** STATED PROBLEM **
Say how many lines include "파그릭스", with no words around the number.

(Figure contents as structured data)
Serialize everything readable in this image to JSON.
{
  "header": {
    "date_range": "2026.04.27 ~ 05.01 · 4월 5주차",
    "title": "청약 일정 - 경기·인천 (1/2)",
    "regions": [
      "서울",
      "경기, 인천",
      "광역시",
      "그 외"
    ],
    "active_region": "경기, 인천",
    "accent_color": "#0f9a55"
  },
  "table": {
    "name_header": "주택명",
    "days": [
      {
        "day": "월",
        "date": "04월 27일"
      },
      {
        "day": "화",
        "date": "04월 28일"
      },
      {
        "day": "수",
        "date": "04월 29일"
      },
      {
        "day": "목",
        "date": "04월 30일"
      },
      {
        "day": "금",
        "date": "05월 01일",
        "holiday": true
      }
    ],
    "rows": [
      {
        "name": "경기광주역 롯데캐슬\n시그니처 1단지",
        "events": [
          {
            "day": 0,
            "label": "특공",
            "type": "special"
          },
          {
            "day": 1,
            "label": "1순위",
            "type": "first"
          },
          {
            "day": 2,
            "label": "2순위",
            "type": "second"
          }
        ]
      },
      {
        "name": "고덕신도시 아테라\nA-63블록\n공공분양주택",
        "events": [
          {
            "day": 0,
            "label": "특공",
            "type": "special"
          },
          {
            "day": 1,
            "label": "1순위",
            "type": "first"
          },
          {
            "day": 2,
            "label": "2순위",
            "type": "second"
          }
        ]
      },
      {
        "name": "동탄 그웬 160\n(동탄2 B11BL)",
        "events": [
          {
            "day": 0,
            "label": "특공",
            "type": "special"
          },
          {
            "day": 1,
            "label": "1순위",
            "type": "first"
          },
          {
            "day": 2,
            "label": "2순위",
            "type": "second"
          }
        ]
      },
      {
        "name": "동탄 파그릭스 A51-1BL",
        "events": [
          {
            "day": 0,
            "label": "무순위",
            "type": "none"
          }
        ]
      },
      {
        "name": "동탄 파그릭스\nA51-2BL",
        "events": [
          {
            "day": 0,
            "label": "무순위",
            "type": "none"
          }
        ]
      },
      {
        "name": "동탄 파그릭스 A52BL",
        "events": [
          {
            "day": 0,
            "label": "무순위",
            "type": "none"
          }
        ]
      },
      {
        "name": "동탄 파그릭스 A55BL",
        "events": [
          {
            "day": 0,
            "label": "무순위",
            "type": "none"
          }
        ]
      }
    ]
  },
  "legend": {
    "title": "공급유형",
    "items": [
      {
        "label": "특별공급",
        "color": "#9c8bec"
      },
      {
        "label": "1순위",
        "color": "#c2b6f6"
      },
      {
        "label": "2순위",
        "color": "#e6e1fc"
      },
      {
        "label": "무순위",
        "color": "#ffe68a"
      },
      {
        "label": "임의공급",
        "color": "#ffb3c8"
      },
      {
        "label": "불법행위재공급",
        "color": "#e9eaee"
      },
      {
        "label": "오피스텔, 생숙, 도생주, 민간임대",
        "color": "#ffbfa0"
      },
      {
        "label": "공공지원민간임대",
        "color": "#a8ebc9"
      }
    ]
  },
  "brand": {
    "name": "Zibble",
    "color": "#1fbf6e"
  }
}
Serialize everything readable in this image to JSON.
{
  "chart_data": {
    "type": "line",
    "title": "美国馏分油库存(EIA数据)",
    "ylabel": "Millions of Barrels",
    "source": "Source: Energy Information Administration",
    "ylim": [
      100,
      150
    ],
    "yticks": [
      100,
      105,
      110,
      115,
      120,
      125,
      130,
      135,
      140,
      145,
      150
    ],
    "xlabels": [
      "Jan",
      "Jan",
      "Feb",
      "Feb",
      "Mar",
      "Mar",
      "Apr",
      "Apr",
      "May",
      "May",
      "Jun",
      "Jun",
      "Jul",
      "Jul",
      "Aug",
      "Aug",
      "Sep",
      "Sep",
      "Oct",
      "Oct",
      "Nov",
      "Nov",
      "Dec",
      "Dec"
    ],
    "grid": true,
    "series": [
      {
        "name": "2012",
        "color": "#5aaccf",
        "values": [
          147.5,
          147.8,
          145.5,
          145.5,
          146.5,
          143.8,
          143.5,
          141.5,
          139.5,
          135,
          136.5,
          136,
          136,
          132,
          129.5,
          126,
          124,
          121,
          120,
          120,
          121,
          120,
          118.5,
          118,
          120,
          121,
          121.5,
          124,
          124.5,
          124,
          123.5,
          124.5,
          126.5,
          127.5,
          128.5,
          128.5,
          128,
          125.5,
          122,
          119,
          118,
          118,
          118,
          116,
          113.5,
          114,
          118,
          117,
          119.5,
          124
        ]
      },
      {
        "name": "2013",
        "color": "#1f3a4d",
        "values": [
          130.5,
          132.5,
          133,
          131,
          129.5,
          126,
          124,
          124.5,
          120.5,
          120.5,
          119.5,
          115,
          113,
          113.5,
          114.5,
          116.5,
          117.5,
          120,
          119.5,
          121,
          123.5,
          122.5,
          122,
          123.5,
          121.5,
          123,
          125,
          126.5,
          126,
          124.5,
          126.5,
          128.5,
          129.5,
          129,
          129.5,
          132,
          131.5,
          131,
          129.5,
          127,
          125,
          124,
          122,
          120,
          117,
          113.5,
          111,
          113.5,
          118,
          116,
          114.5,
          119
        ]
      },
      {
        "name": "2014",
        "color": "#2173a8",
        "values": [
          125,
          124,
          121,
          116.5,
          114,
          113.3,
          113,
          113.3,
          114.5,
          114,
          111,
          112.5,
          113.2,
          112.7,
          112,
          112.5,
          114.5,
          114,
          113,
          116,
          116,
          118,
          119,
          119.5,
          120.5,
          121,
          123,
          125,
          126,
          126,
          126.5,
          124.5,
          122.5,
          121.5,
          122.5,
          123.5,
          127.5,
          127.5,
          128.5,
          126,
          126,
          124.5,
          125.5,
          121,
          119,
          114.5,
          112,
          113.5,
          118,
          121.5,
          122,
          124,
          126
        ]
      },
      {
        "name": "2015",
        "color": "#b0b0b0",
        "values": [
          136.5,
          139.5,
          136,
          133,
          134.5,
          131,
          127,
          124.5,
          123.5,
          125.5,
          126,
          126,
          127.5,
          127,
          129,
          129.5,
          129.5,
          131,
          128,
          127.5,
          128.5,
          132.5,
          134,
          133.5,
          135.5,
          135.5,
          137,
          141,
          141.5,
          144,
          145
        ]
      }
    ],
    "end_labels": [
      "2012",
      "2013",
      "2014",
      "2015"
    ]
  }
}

** SOLUTION **
4